Reproduce the records below in their entirety, character for character.

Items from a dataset
++++++++++++++++++++

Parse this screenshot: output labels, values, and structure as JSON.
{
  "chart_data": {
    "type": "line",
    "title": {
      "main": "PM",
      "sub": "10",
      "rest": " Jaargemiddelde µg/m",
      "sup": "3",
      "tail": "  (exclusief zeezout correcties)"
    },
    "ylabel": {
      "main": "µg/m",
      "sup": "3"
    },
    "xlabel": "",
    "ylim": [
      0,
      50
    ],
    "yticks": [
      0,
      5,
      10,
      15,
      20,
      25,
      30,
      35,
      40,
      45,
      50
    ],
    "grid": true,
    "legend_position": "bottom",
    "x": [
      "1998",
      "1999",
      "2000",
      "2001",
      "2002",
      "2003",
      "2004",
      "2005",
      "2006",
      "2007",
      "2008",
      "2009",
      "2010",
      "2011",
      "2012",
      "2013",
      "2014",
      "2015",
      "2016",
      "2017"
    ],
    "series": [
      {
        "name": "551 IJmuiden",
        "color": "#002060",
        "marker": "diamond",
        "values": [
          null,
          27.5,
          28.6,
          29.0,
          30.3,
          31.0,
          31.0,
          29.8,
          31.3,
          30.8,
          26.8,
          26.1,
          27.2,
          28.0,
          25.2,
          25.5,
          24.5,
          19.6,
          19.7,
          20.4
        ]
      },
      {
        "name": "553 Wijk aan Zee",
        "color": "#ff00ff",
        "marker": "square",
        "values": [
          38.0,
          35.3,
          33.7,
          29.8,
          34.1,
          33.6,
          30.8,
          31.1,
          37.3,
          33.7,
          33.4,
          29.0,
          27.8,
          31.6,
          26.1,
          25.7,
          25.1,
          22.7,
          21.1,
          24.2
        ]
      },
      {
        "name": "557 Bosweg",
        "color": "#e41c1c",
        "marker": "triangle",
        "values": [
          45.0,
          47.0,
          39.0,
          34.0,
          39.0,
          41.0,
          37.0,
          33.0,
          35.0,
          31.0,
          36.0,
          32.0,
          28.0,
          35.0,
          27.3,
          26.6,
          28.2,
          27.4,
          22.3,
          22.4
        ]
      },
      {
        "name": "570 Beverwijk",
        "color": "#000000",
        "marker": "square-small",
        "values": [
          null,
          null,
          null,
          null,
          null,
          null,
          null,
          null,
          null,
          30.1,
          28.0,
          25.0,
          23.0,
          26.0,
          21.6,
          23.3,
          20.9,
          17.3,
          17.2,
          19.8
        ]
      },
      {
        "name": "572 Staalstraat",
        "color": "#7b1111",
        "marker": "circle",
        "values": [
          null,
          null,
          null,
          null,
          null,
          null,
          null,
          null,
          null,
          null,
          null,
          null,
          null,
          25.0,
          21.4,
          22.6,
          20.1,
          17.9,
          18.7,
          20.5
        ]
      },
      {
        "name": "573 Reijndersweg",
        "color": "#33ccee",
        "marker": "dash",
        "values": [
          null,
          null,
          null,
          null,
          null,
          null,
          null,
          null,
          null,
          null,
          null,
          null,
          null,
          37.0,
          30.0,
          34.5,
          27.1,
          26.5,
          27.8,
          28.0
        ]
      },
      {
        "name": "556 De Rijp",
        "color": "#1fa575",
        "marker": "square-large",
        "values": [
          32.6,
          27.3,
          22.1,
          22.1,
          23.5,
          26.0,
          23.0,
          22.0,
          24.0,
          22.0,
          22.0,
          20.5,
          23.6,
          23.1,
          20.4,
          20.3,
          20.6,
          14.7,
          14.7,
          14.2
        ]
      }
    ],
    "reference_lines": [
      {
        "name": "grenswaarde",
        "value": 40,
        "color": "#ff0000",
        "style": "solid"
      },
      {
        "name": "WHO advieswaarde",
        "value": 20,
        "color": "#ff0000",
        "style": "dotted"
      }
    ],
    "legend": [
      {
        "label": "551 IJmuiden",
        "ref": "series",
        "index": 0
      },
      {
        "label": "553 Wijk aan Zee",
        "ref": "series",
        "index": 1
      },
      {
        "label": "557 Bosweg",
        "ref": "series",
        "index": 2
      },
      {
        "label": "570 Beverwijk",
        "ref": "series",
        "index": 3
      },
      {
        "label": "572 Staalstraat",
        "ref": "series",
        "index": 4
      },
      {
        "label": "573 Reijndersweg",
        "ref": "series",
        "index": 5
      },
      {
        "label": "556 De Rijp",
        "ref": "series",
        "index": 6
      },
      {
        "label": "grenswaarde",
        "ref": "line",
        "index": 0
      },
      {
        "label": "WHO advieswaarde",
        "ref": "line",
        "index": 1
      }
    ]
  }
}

++++++++++++++++++++

Solution for this exercise:
Parse this screenshot: output labels, values, and structure as JSON.
{
  "chart_data": {
    "type": "line",
    "title": {
      "main": "PM",
      "sub": "10",
      "rest": " Jaargemiddelde µg/m",
      "sup": "3",
      "tail": "  (exclusief zeezout correcties)"
    },
    "ylabel": {
      "main": "µg/m",
      "sup": "3"
    },
    "xlabel": "",
    "ylim": [
      0,
      50
    ],
    "yticks": [
      0,
      5,
      10,
      15,
      20,
      25,
      30,
      35,
      40,
      45,
      50
    ],
    "grid": true,
    "legend_position": "bottom",
    "x": [
      "1998",
      "1999",
      "2000",
      "2001",
      "2002",
      "2003",
      "2004",
      "2005",
      "2006",
      "2007",
      "2008",
      "2009",
      "2010",
      "2011",
      "2012",
      "2013",
      "2014",
      "2015",
      "2016",
      "2017"
    ],
    "series": [
      {
        "name": "551 IJmuiden",
        "color": "#002060",
        "marker": "diamond",
        "values": [
          null,
          27.5,
          28.6,
          29.0,
          30.3,
          31.0,
          31.0,
          29.8,
          31.3,
          30.8,
          26.8,
          26.1,
          27.2,
          28.0,
          25.2,
          25.5,
          24.5,
          19.6,
          19.7,
          20.4
        ]
      },
      {
        "name": "553 Wijk aan Zee",
        "color": "#ff00ff",
        "marker": "square",
        "values": [
          38.0,
          35.3,
          33.7,
          29.8,
          34.1,
          33.6,
          30.8,
          31.1,
          37.3,
          33.7,
          33.4,
          29.0,
          27.8,
          31.6,
          26.1,
          25.7,
          25.1,
          22.7,
          21.1,
          24.2
        ]
      },
      {
        "name": "557 Bosweg",
        "color": "#e41c1c",
        "marker": "triangle",
        "values": [
          45.0,
          47.0,
          39.0,
          34.0,
          39.0,
          41.0,
          37.0,
          33.0,
          35.0,
          31.0,
          36.0,
          32.0,
          28.0,
          35.0,
          27.3,
          26.6,
          28.2,
          27.4,
          22.3,
          22.4
        ]
      },
      {
        "name": "570 Beverwijk",
        "color": "#000000",
        "marker": "square-small",
        "values": [
          null,
          null,
          null,
          null,
          null,
          null,
          null,
          null,
          null,
          30.1,
          28.0,
          25.0,
          23.0,
          26.0,
          21.6,
          23.3,
          20.9,
          17.3,
          17.2,
          19.8
        ]
      },
      {
        "name": "572 Staalstraat",
        "color": "#7b1111",
        "marker": "circle",
        "values": [
          null,
          null,
          null,
          null,
          null,
          null,
          null,
          null,
          null,
          null,
          null,
          null,
          null,
          25.0,
          21.4,
          22.6,
          20.1,
          17.9,
          18.7,
          20.5
        ]
      },
      {
        "name": "573 Reijndersweg",
        "color": "#33ccee",
        "marker": "dash",
        "values": [
          null,
          null,
          null,
          null,
          null,
          null,
          null,
          null,
          null,
          null,
          null,
          null,
          null,
          37.0,
          30.0,
          34.5,
          27.1,
          26.5,
          27.8,
          28.0
        ]
      },
      {
        "name": "556 De Rijp",
        "color": "#1fa575",
        "marker": "square-large",
        "values": [
          32.6,
          27.3,
          22.1,
          22.1,
          23.5,
          26.0,
          23.0,
          22.0,
          24.0,
          22.0,
          22.0,
          20.5,
          23.6,
          23.1,
          20.4,
          20.3,
          20.6,
          14.7,
          14.7,
          14.2
        ]
      }
    ],
    "reference_lines": [
      {
        "name": "grenswaarde",
        "value": 40,
        "color": "#ff0000",
        "style": "solid"
      },
      {
        "name": "WHO advieswaarde",
        "value": 20,
        "color": "#ff0000",
        "style": "dotted"
      }
    ],
    "legend": [
      {
        "label": "551 IJmuiden",
        "ref": "series",
        "index": 0
      },
      {
        "label": "553 Wijk aan Zee",
        "ref": "series",
        "index": 1
      },
      {
        "label": "557 Bosweg",
        "ref": "series",
        "index": 2
      },
      {
        "label": "570 Beverwijk",
        "ref": "series",
        "index": 3
      },
      {
        "label": "572 Staalstraat",
        "ref": "series",
        "index": 4
      },
      {
        "label": "573 Reijndersweg",
        "ref": "series",
        "index": 5
      },
      {
        "label": "556 De Rijp",
        "ref": "series",
        "index": 6
      },
      {
        "label": "grenswaarde",
        "ref": "line",
        "index": 0
      },
      {
        "label": "WHO advieswaarde",
        "ref": "line",
        "index": 1
      }
    ]
  }
}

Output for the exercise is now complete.